Can you carry on the bug report about the discarded length of decrypted POI data streams, starting right after its last line?

SOURCE DOCUMENT:
□ □ □

Bug 52690

Summary: Length of decrypted data stream is discarded - can't create valid Office Documents
Product: POI Reporter: phil
Component: POIFSAssignee: POI Developers List <dev>
Status: RESOLVED FIXED    
Severity: major    
Priority: P2    
Version: unspecified   
Target Milestone: ---   
Hardware: PC   
OS: Mac OS X 10.4   

Description phil 2012-02-16 23:01:37 UTC

    
Comment 1 phil 2012-02-16 23:15:36 UTC
It is extremely important that the size of the decrypted data stream exactly matches that specified in the input stream. Failure to ensure this means that windows System.IO.Packaging.Package.Open() method will return an error when trying to open the decrypted document. In practice this means that MS Office will report that the file is corrupt

Just reading to the end of the input stream is not sufficient because there are normally padding bytes that must be discarded

Currently Decryptor and/or its subclasses read and *discard* the required length

In order to be able to create valid documents from encrypted ones, this length must be made available so the output stream can be truncated

I wlll submit my proposed patch when I have sown time to create it in the required format
Comment 2 Nick Burch 2012-02-20 11:09:03 UTC
I'm not quite clear on what you're trying to do, where the problem comes in, and why you're talking about .net APIs?

Could you maybe provide some more detail (or even better a unit test) that explains what goes wrong, where and why?
Comment 3 phil 2012-02-20 21:52:28 UTC
Sorry, Buzilla and/or my browser lost my original description of the problem

The issue is that the classic POI 'myDecrypt' method below in general produces output files that are considered corrupt by Micrososft Office

If say you use MS Word to open a .docx file decrypted by this method you will get an error dialog saying the file is corrupt and asking if you would like attempt recovery (which incidentally will succeed)

The problem is that the output length is too long. Output must be truncated to the length specified in the input data stream and currently discarded for example in "EcmaDecryptor>>getDataStream(DirectoryNode dir)"

 This is the offending line

 128:       long size = dis.readLong();

The solution is to save this length in an instance variable of the class Decryptor so that it is accessible to user written code (Decryptor>>getLength()). Then myDecrypt method can then be modified to work correctly.
=====
	private void myDecrypt(String filename, String password) throws FileNotFoundException, IOException {
		File inFile = new File(filename);
		File outFile = new File(new File(filename).getParentFile(), "Decrypted" + new File(filename).getName());

		System.err.println("Attempting to decrypt " + inFile.getAbsolutePath() + " to " + outFile.getAbsolutePath());

		POIFSFileSystem filesystem = new POIFSFileSystem(new FileInputStream(inFile));
		EncryptionInfo info = new EncryptionInfo(filesystem);
		Decryptor d = Decryptor.getInstance(info);

		try {
			if (!d.verifyPassword(password)) {
				throw new RuntimeException("Unable to process: wrong password");
			}

			InputStream dataStream = d.getDataStream(filesystem);

			OutputStream out = new FileOutputStream(outFile);
			byte buf[] = new byte[1024];
			int len;
			while ((len = dataStream.read(buf)) > 0)

□ □ □

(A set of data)

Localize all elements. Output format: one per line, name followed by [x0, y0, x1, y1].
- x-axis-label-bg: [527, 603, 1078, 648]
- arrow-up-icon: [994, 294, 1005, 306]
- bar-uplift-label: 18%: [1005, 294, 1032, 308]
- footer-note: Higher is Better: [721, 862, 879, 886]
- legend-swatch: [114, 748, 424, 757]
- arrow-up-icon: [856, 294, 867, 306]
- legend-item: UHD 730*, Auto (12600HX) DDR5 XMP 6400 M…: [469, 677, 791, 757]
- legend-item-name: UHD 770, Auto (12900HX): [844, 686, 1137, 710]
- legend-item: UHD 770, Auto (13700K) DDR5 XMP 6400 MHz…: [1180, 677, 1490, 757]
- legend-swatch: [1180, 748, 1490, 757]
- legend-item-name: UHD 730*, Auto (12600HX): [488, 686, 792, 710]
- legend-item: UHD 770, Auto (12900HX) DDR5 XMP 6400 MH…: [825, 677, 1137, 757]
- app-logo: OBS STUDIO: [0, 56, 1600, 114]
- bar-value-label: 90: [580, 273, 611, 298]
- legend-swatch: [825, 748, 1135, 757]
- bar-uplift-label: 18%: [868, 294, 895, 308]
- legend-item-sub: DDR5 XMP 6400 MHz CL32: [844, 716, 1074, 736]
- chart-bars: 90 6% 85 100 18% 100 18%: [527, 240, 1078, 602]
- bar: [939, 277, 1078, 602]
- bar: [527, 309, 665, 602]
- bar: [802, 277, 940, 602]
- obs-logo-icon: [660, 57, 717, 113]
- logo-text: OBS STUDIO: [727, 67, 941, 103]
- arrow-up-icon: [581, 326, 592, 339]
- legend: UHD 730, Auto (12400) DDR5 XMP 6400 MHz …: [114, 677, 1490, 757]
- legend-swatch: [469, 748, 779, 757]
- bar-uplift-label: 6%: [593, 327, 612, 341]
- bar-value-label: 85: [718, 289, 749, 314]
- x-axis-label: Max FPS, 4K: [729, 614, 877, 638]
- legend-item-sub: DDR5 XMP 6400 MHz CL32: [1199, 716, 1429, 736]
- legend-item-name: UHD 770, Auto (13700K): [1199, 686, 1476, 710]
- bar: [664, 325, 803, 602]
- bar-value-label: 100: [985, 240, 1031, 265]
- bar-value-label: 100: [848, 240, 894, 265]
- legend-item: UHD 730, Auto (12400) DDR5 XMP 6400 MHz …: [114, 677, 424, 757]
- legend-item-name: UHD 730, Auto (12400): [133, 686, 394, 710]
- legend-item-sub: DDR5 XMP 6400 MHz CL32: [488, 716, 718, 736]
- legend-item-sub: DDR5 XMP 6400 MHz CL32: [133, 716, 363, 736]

□ □ □

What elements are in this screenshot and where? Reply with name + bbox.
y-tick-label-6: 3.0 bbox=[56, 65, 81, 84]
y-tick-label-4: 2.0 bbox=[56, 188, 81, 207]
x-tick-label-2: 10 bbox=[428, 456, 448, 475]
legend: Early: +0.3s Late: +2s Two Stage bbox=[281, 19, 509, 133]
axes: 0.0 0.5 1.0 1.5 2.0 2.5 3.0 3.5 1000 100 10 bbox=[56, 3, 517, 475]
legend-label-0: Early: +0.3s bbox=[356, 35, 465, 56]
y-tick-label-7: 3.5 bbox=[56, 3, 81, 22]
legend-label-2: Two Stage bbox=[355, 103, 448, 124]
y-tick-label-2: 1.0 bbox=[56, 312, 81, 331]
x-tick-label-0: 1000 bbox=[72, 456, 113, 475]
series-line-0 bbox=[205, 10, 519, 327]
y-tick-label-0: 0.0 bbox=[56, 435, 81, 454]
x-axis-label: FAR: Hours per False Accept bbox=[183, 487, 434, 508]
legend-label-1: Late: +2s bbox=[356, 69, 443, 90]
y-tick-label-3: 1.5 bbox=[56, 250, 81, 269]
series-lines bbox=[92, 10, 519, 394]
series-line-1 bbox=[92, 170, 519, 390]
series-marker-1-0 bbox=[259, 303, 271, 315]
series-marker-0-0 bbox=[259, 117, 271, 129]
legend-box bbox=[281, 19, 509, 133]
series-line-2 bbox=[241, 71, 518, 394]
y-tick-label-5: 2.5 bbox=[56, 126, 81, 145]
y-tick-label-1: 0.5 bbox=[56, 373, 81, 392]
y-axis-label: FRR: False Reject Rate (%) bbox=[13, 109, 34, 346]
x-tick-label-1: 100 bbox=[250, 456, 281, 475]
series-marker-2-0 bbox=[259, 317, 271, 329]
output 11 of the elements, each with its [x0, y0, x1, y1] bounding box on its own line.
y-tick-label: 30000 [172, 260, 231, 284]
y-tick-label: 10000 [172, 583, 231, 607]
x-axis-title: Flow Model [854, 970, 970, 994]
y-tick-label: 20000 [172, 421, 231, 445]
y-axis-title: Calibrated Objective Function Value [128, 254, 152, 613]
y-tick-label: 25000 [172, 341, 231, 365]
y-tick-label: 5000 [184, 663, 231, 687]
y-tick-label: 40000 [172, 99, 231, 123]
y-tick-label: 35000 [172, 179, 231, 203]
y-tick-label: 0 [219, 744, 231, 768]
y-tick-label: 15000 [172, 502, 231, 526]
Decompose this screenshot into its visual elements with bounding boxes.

□ □ □

RESULT OF THE TASK:
				out.write(buf, 0, len);
			out.close();
			dataStream.close();

		} catch (GeneralSecurityException ex) {
			throw new RuntimeException("Unable to process encrypted document", ex);
		}
		System.err.println("Finished " + inFile.getAbsolutePath());
	}
Comment 4 Yegor Kozlov 2012-02-23 12:06:04 UTC
Please attach a decrypted file so that we can test your code sample.

Yegor  

(In reply to comment #3)
> Sorry, Buzilla and/or my browser lost my original description of the problem
> 
> The issue is that the classic POI 'myDecrypt' method below in general produces
> output files that are considered corrupt by Micrososft Office
> 
> If say you use MS Word to open a .docx file decrypted by this method you will
> get an error dialog saying the file is corrupt and asking if you would like
> attempt recovery (which incidentally will succeed)
> 
> The problem is that the output length is too long. Output must be truncated to
> the length specified in the input data stream and currently discarded for
> example in "EcmaDecryptor>>getDataStream(DirectoryNode dir)"
> 
>  This is the offending line
> 
>  128:       long size = dis.readLong();
> 
> The solution is to save this length in an instance variable of the class
> Decryptor so that it is accessible to user written code
> (Decryptor>>getLength()). Then myDecrypt method can then be modified to work
> correctly.
> =====
>     private void myDecrypt(String filename, String password) throws
> FileNotFoundException, IOException {
>         File inFile = new File(filename);
>         File outFile = new File(new File(filename).getParentFile(), "Decrypted"
> + new File(filename).getName());
> 
>         System.err.println("Attempting to decrypt " + inFile.getAbsolutePath()
> + " to " + outFile.getAbsolutePath());
> 
>         POIFSFileSystem filesystem = new POIFSFileSystem(new
> FileInputStream(inFile));
>         EncryptionInfo info = new EncryptionInfo(filesystem);
>         Decryptor d = Decryptor.getInstance(info);
> 
>         try {
>             if (!d.verifyPassword(password)) {
>                 throw new RuntimeException("Unable to process: wrong
> password");
>             }
> 
>             InputStream dataStream = d.getDataStream(filesystem);
> 
>             OutputStream out = new FileOutputStream(outFile);
>             byte buf[] = new byte[1024];
>             int len;
>             while ((len = dataStream.read(buf)) > 0)
>                 out.write(buf, 0, len);
>             out.close();
>             dataStream.close();
> 
>         } catch (GeneralSecurityException ex) {
>             throw new RuntimeException("Unable to process encrypted document",
> ex);
>         }
>         System.err.println("Finished " + inFile.getAbsolutePath());
>     }
Comment 5 Yegor Kozlov 2012-02-26 09:03:41 UTC
As of r1293784, POI provides Decryptor#getLength() that returns length of the decrypted data stream.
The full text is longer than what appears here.